## [Task details]
Look through the entries below and count the lines with the word "title" in them; give only the number.

## [Data listing]
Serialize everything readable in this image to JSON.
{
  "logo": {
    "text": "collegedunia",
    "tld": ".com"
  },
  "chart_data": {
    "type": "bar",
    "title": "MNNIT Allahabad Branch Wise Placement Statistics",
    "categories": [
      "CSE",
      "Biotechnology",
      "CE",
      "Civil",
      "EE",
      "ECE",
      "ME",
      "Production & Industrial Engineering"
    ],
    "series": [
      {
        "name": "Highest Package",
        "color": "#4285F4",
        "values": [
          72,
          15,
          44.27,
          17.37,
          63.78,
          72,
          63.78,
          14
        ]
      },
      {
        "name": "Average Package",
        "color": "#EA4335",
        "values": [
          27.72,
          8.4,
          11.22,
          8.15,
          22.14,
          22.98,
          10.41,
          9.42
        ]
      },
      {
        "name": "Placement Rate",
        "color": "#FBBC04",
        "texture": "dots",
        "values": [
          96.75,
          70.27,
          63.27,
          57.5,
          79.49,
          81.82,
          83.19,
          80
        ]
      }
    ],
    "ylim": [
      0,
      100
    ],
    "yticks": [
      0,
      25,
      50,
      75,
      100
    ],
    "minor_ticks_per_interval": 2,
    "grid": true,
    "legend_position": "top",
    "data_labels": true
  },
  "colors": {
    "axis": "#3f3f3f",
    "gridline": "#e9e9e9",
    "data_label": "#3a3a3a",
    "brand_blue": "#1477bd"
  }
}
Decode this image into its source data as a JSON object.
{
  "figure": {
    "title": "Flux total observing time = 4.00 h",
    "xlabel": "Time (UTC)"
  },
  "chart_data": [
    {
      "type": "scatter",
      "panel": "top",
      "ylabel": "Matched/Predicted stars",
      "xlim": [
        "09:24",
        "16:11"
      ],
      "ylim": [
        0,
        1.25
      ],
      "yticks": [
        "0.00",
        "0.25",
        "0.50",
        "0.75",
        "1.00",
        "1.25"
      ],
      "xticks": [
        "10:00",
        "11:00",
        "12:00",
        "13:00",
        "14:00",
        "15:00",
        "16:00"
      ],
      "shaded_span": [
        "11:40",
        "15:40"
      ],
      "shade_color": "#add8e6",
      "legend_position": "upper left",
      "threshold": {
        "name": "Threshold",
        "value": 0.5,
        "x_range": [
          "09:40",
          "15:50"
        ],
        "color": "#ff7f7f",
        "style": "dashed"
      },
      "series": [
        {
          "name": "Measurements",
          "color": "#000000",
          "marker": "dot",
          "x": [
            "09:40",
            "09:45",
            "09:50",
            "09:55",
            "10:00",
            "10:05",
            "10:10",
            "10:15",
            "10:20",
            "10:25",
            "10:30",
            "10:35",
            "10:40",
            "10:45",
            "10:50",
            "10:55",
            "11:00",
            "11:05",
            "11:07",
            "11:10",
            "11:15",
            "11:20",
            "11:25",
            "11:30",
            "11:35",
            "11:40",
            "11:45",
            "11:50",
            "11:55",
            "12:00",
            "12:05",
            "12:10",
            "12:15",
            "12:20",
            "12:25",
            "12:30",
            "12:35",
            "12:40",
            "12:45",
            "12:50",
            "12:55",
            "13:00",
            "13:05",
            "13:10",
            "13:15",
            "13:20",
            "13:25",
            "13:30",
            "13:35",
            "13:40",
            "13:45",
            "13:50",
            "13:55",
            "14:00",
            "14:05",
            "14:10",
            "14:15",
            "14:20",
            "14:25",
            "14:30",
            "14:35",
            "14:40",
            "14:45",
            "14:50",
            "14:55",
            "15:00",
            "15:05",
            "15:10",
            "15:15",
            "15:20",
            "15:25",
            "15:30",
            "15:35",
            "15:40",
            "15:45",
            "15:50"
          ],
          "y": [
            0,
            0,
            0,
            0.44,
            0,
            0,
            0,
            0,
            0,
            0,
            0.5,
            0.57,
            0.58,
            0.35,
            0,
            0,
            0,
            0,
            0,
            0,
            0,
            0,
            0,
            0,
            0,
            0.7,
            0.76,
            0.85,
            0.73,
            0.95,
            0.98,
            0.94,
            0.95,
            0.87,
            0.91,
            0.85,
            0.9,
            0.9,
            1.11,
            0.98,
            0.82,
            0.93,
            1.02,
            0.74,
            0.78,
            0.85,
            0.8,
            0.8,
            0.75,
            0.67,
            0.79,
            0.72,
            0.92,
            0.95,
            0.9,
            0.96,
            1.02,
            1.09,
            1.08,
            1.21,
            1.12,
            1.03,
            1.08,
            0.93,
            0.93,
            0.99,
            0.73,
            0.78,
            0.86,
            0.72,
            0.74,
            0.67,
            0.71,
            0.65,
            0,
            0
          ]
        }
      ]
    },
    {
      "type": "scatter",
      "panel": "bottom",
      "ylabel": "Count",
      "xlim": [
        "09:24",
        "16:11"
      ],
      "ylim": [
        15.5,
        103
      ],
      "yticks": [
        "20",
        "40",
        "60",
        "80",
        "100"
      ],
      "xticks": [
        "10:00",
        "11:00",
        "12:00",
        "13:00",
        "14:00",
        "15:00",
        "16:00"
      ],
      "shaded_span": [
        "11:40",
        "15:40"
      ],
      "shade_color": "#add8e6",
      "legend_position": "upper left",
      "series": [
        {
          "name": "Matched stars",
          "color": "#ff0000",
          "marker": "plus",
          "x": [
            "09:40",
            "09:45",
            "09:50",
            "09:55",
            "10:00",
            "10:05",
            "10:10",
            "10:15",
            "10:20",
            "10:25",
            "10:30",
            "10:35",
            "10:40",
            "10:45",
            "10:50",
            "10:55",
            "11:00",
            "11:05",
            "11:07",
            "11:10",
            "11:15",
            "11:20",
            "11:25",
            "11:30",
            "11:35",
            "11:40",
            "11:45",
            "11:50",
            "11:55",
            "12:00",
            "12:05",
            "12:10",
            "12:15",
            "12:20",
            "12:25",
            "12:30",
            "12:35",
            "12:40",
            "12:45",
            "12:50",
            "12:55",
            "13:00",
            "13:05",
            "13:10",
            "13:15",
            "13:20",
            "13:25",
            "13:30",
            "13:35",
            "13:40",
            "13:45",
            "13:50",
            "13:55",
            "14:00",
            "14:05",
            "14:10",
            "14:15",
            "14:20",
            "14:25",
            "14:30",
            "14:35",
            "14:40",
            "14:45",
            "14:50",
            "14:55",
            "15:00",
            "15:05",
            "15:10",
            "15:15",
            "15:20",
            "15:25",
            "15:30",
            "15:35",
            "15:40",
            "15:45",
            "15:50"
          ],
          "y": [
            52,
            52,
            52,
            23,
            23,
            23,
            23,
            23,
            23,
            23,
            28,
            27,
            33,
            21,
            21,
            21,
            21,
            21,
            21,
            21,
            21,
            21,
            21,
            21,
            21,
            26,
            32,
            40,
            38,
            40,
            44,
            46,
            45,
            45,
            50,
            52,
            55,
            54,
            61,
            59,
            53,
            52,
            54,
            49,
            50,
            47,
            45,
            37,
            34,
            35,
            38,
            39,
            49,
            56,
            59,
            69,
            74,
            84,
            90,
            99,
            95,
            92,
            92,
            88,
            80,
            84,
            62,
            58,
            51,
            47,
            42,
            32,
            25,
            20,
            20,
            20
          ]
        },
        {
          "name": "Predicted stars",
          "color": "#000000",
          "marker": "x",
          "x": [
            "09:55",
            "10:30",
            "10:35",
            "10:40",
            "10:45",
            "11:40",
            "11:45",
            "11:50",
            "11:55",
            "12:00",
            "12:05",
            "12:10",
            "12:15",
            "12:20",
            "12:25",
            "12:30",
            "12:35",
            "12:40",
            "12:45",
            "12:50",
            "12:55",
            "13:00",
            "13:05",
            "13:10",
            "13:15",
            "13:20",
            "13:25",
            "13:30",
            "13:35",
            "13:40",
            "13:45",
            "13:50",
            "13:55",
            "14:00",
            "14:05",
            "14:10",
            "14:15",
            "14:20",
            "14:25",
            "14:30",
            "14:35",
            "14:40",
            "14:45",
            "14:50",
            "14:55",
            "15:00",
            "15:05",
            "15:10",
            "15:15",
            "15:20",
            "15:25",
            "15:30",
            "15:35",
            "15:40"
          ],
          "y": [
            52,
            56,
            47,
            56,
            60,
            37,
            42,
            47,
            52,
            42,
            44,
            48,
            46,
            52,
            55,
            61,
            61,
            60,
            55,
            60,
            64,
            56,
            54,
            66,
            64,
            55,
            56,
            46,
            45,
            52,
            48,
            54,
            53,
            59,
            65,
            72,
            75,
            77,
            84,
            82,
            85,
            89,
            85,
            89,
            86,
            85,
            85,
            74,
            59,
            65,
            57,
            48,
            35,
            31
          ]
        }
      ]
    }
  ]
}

## [Finished task]
2